Go through the entries below, tally each line with the string "arcsec", and give the final number by itself.

■ Data records
::::::

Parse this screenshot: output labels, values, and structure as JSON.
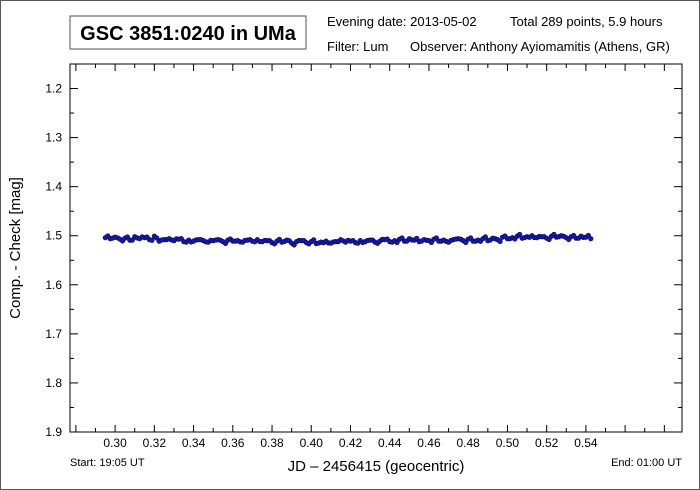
{
  "header": {
    "title": "GSC 3851:0240 in UMa",
    "evening_date": "Evening date: 2013-05-02",
    "total": "Total 289 points, 5.9 hours",
    "filter": "Filter: Lum",
    "observer": "Observer: Anthony Ayiomamitis (Athens, GR)"
  },
  "footer": {
    "start": "Start: 19:05 UT",
    "end": "End: 01:00 UT"
  },
  "chart_data": {
    "type": "scatter",
    "title": "GSC 3851:0240 in UMa",
    "xlabel": "JD – 2456415  (geocentric)",
    "ylabel": "Comp. - Check [mag]",
    "xlim": [
      0.277,
      0.589
    ],
    "ylim": [
      1.15,
      1.9
    ],
    "y_inverted": true,
    "grid": false,
    "marker_color": "#1a1aa0",
    "xticks": [
      "0.30",
      "0.32",
      "0.34",
      "0.36",
      "0.38",
      "0.40",
      "0.42",
      "0.44",
      "0.46",
      "0.48",
      "0.50",
      "0.52",
      "0.54"
    ],
    "yticks": [
      "1.2",
      "1.3",
      "1.4",
      "1.5",
      "1.6",
      "1.7",
      "1.8",
      "1.9"
    ],
    "series": [
      {
        "name": "Comp - Check",
        "x_start": 0.295,
        "x_step": 0.0025,
        "y": [
          1.504,
          1.506,
          1.503,
          1.507,
          1.505,
          1.509,
          1.502,
          1.506,
          1.504,
          1.508,
          1.501,
          1.511,
          1.508,
          1.506,
          1.51,
          1.507,
          1.512,
          1.509,
          1.511,
          1.508,
          1.51,
          1.513,
          1.51,
          1.508,
          1.512,
          1.509,
          1.511,
          1.51,
          1.513,
          1.509,
          1.511,
          1.508,
          1.512,
          1.51,
          1.514,
          1.511,
          1.513,
          1.509,
          1.515,
          1.512,
          1.51,
          1.514,
          1.512,
          1.516,
          1.513,
          1.511,
          1.515,
          1.512,
          1.508,
          1.513,
          1.511,
          1.514,
          1.51,
          1.512,
          1.509,
          1.513,
          1.511,
          1.508,
          1.512,
          1.51,
          1.507,
          1.511,
          1.506,
          1.509,
          1.512,
          1.508,
          1.51,
          1.507,
          1.511,
          1.509,
          1.513,
          1.508,
          1.506,
          1.51,
          1.507,
          1.511,
          1.509,
          1.506,
          1.51,
          1.505,
          1.508,
          1.503,
          1.506,
          1.504,
          1.501,
          1.505,
          1.502,
          1.5,
          1.504,
          1.502,
          1.505,
          1.501,
          1.503,
          1.5,
          1.504,
          1.502,
          1.505,
          1.501,
          1.503,
          1.506
        ]
      }
    ]
  }
}
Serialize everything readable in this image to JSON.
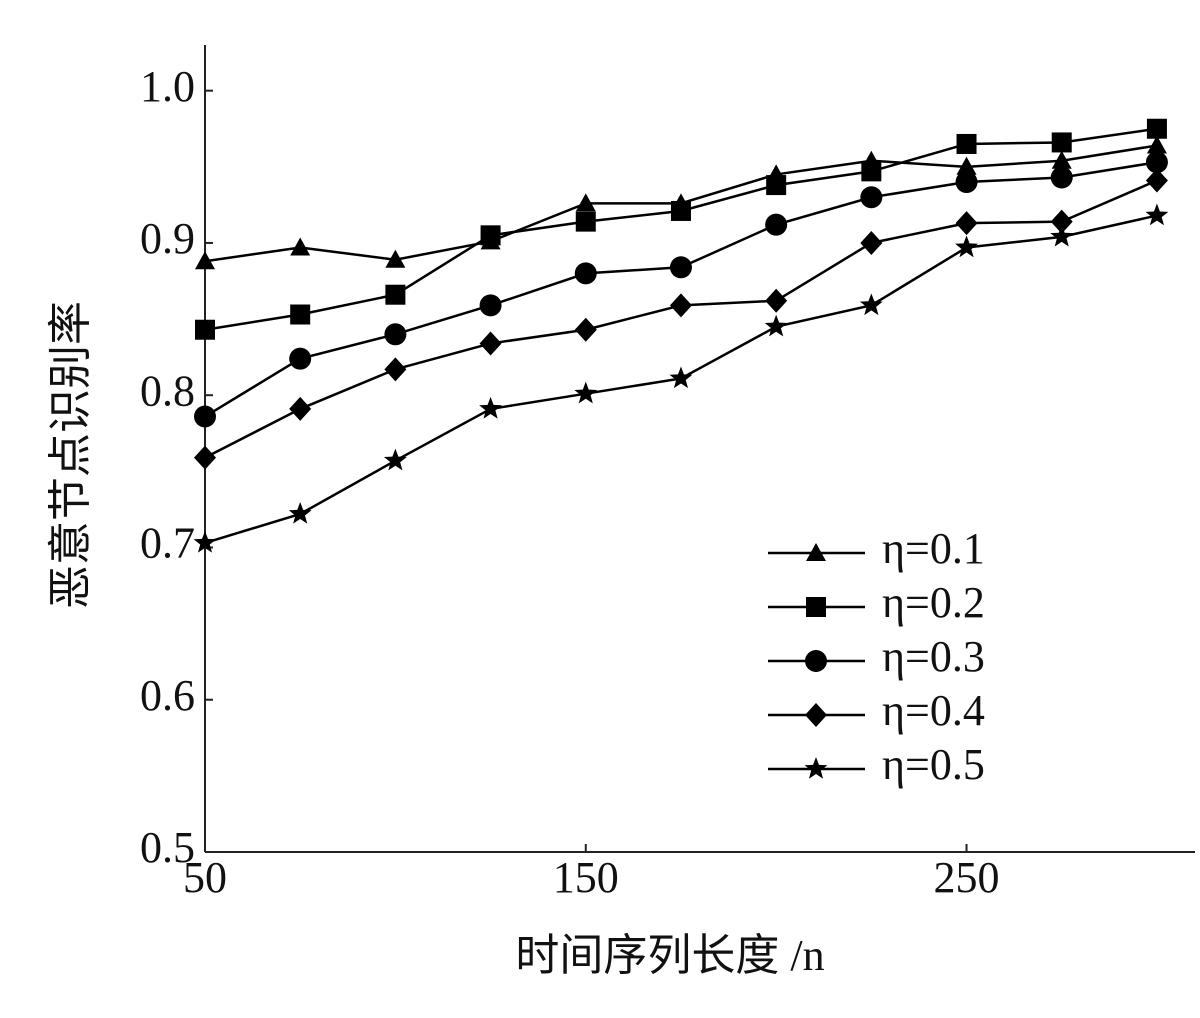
{
  "chart_data": {
    "type": "line",
    "y_label": "恶意节点识别率",
    "x_label": "时间序列长度 /n",
    "x": [
      50,
      75,
      100,
      125,
      150,
      175,
      200,
      225,
      250,
      275,
      300
    ],
    "xlim": [
      50,
      310
    ],
    "xticks": [
      50,
      150,
      250
    ],
    "ylim": [
      0.5,
      1.03
    ],
    "yticks": [
      0.5,
      0.6,
      0.7,
      0.8,
      0.9,
      {
        "value": 1,
        "label": "1.0"
      }
    ],
    "grid": false,
    "legend": "lower right",
    "series": [
      {
        "name": "η=0.1",
        "color": "#000000",
        "marker": "triangle",
        "values": [
          0.888,
          0.897,
          0.889,
          0.901,
          0.926,
          0.926,
          0.945,
          0.954,
          0.95,
          0.954,
          0.964
        ]
      },
      {
        "name": "η=0.2",
        "color": "#000000",
        "marker": "square",
        "values": [
          0.843,
          0.853,
          0.866,
          0.905,
          0.914,
          0.921,
          0.938,
          0.947,
          0.965,
          0.966,
          0.975
        ]
      },
      {
        "name": "η=0.3",
        "color": "#000000",
        "marker": "circle",
        "values": [
          0.786,
          0.824,
          0.84,
          0.859,
          0.88,
          0.884,
          0.912,
          0.93,
          0.94,
          0.943,
          0.953
        ]
      },
      {
        "name": "η=0.4",
        "color": "#000000",
        "marker": "diamond",
        "values": [
          0.759,
          0.791,
          0.817,
          0.834,
          0.843,
          0.859,
          0.862,
          0.9,
          0.913,
          0.914,
          0.941
        ]
      },
      {
        "name": "η=0.5",
        "color": "#000000",
        "marker": "star",
        "values": [
          0.703,
          0.722,
          0.757,
          0.791,
          0.801,
          0.811,
          0.845,
          0.859,
          0.897,
          0.904,
          0.918
        ]
      }
    ]
  }
}
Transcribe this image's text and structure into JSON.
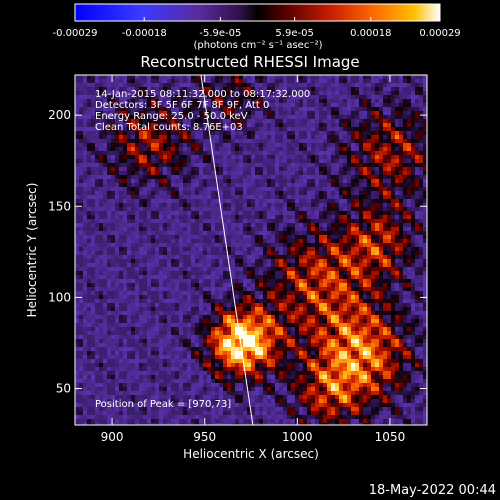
{
  "colorbar": {
    "ticks": [
      "-0.00029",
      "-0.00018",
      "-5.9e-05",
      "5.9e-05",
      "0.00018",
      "0.00029"
    ],
    "tick_values": [
      -0.00029,
      -0.00018,
      -5.9e-05,
      5.9e-05,
      0.00018,
      0.00029
    ],
    "range": [
      -0.00029,
      0.00029
    ],
    "units": "(photons cm⁻² s⁻¹ asec⁻²)",
    "colors": [
      "#0000ff",
      "#3a3aff",
      "#5a2aa0",
      "#2b1040",
      "#000000",
      "#5a0000",
      "#c81e00",
      "#ff6a00",
      "#ffc000",
      "#ffffff"
    ]
  },
  "chart_data": {
    "type": "heatmap",
    "title": "Reconstructed RHESSI Image",
    "xlabel": "Heliocentric X (arcsec)",
    "ylabel": "Heliocentric Y (arcsec)",
    "xlim": [
      880,
      1070
    ],
    "ylim": [
      30,
      222
    ],
    "xticks": [
      900,
      950,
      1000,
      1050
    ],
    "yticks": [
      50,
      100,
      150,
      200
    ],
    "annotations": [
      "14-Jan-2015 08:11:32.000 to 08:17:32.000",
      "Detectors: 3F 5F 6F 7F 8F 9F, Att 0",
      "Energy Range: 25.0 - 50.0 keV",
      "Clean     Total counts: 8.76E+03"
    ],
    "peak_label": "Position of Peak = [970,73]",
    "peak": [
      970,
      73
    ],
    "limb_line": [
      [
        948,
        222
      ],
      [
        976,
        30
      ]
    ],
    "sources": [
      {
        "x": 970,
        "y": 75,
        "amp": 1.0,
        "sigma": 14
      },
      {
        "x": 1035,
        "y": 68,
        "amp": 0.7,
        "sigma": 20
      },
      {
        "x": 1010,
        "y": 110,
        "amp": 0.55,
        "sigma": 22
      },
      {
        "x": 920,
        "y": 185,
        "amp": 0.5,
        "sigma": 18
      },
      {
        "x": 1050,
        "y": 180,
        "amp": 0.5,
        "sigma": 20
      },
      {
        "x": 1045,
        "y": 130,
        "amp": 0.45,
        "sigma": 15
      },
      {
        "x": 965,
        "y": 210,
        "amp": 0.35,
        "sigma": 14
      },
      {
        "x": 1015,
        "y": 45,
        "amp": 0.4,
        "sigma": 14
      }
    ]
  },
  "timestamp": "18-May-2022 00:44"
}
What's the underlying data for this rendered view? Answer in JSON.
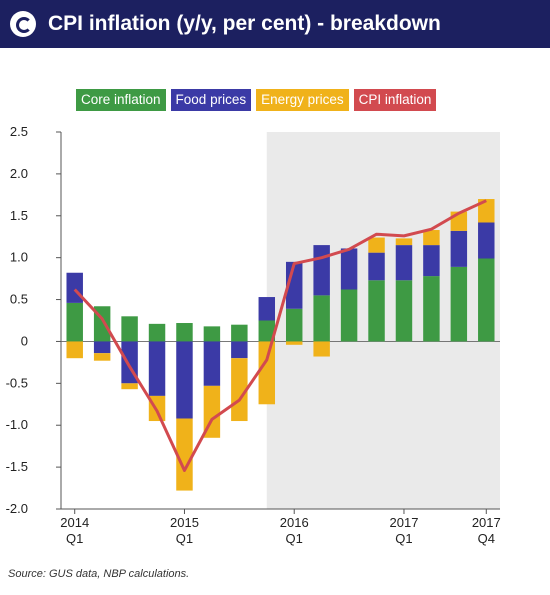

::::::

■ Task answer
2